| Data lines |

● ● ●

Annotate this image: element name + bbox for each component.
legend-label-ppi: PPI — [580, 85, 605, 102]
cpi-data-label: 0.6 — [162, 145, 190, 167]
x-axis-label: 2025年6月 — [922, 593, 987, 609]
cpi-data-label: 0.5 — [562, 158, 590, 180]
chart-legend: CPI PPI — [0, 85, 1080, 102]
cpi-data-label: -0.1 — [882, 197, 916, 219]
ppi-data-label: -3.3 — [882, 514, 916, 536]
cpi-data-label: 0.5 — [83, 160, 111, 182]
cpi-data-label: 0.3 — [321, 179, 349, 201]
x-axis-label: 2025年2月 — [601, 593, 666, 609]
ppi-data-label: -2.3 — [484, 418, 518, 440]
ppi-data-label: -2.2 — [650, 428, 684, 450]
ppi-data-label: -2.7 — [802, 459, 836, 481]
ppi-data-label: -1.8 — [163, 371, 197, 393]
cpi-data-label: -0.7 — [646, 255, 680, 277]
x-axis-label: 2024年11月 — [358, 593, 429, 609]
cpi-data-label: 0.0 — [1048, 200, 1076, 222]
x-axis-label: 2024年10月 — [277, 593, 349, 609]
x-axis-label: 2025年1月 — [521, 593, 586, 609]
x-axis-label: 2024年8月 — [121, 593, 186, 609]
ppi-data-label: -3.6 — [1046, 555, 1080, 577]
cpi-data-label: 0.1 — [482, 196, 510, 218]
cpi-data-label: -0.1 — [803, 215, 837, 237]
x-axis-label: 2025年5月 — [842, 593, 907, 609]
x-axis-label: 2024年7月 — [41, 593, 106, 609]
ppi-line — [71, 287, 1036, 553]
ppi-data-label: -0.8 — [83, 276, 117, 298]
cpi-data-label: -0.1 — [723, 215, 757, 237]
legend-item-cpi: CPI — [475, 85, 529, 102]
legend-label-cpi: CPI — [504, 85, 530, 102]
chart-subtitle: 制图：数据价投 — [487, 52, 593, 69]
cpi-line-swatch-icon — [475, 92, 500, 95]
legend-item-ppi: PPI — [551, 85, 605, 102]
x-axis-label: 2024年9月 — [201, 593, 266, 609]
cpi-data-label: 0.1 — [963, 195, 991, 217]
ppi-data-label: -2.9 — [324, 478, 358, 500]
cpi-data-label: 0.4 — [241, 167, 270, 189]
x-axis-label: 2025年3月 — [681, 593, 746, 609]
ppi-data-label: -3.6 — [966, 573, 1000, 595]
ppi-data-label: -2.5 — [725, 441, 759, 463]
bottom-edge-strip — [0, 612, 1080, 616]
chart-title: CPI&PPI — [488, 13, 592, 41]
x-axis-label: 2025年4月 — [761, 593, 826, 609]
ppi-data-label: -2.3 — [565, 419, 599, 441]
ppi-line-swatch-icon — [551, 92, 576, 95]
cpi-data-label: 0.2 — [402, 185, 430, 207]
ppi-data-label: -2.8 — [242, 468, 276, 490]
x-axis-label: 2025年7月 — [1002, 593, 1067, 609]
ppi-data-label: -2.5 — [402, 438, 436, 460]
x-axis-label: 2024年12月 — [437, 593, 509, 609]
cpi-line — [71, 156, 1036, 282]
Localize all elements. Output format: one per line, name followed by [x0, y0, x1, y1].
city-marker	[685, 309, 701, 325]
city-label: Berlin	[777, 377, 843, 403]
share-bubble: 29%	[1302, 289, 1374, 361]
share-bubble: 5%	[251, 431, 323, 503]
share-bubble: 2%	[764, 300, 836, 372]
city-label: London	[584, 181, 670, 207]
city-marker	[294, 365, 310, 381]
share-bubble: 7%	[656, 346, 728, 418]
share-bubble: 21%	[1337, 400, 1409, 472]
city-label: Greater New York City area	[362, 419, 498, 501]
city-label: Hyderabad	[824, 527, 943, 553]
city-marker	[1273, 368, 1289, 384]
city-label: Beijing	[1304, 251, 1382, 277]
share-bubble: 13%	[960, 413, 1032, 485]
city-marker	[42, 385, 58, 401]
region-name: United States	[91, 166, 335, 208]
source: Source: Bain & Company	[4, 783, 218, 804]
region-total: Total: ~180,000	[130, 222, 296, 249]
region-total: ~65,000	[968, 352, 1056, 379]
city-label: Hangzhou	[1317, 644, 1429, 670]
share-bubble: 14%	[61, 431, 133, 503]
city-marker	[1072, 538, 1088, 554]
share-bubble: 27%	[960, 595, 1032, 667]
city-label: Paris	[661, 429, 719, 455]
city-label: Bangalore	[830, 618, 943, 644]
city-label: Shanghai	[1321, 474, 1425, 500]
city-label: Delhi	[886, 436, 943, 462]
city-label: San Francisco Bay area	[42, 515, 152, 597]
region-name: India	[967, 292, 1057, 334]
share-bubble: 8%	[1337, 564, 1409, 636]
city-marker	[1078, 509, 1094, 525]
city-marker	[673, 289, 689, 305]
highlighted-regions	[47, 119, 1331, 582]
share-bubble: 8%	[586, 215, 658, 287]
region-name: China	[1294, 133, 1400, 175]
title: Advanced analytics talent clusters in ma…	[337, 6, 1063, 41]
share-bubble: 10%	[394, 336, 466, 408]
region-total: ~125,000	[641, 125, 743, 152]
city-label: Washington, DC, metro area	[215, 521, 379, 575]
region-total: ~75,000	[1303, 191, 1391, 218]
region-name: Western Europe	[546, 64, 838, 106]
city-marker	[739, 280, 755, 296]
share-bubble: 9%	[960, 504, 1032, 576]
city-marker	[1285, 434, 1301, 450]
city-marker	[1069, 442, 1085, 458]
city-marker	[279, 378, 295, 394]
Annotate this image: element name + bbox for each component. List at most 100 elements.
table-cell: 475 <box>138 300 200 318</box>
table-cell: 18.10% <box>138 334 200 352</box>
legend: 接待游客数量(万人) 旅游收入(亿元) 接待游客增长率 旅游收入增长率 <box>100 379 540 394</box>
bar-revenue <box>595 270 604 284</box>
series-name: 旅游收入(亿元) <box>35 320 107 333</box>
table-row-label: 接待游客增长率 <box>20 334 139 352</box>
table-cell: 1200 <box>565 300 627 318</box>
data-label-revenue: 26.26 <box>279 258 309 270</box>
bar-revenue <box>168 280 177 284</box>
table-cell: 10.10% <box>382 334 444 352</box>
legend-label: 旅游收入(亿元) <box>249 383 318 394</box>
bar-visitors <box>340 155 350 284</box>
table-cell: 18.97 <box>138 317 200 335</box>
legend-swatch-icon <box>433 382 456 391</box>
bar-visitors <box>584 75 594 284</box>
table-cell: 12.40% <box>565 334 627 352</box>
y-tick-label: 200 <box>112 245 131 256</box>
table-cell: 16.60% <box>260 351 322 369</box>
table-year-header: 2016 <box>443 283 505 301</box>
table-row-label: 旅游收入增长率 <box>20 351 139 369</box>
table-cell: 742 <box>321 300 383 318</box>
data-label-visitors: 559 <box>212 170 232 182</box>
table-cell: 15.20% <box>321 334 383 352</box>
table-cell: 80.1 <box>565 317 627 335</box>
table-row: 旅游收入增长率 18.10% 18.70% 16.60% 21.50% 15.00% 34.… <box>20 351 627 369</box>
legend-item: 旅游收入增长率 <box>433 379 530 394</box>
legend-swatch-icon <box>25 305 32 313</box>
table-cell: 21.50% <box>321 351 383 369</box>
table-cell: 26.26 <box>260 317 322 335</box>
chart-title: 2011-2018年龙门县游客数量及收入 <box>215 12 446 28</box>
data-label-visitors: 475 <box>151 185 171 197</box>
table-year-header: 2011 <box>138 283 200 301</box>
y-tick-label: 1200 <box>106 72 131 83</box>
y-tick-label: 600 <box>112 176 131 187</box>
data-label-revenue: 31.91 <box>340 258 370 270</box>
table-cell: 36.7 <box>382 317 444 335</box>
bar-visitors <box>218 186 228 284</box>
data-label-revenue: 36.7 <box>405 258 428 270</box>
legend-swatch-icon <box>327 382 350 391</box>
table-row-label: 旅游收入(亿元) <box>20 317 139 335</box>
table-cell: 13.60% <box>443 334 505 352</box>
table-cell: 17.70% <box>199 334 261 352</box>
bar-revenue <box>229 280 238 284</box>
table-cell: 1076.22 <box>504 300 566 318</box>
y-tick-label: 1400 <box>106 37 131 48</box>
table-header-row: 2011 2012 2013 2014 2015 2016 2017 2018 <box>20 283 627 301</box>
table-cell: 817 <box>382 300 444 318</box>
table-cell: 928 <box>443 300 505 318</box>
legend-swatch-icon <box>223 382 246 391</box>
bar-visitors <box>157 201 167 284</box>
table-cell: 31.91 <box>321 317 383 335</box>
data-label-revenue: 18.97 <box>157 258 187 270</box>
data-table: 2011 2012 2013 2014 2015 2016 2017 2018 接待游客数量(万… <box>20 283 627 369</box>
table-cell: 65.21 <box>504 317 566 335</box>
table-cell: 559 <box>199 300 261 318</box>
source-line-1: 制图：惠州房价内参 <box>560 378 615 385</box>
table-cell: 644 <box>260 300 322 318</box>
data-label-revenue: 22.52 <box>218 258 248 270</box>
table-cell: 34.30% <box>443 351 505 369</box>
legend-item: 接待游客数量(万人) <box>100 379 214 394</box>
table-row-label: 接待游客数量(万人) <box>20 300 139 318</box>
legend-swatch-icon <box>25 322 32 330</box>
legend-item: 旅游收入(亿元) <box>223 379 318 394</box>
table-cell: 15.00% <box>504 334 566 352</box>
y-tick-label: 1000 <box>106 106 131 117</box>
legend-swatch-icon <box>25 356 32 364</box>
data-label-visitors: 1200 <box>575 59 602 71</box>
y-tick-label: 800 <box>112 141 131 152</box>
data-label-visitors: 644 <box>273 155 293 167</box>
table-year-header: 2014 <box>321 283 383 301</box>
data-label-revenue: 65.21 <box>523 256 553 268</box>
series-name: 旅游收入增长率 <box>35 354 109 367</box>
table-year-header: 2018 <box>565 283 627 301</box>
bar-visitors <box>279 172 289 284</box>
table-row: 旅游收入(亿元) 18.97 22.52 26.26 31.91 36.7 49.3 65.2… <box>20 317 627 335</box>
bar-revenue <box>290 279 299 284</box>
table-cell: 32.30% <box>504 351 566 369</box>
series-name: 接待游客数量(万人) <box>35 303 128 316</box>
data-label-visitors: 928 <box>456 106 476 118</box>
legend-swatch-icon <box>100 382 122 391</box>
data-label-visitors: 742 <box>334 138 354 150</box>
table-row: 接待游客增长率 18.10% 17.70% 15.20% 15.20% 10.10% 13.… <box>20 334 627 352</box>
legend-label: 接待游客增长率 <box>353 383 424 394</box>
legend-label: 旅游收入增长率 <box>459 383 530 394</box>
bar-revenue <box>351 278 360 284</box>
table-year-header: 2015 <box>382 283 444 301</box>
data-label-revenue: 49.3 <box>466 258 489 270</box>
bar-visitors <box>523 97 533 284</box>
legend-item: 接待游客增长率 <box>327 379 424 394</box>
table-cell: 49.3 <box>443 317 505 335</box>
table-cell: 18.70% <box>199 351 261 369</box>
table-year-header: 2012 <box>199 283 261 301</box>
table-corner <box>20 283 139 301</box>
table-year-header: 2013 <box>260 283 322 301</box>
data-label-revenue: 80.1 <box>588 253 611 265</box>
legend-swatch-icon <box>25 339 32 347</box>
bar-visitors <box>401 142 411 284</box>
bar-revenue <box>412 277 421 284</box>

● ● ●

| Exercise task |
How many lines of the data above contain the string "marker"? Reply with the number alone.

| Full solution |
11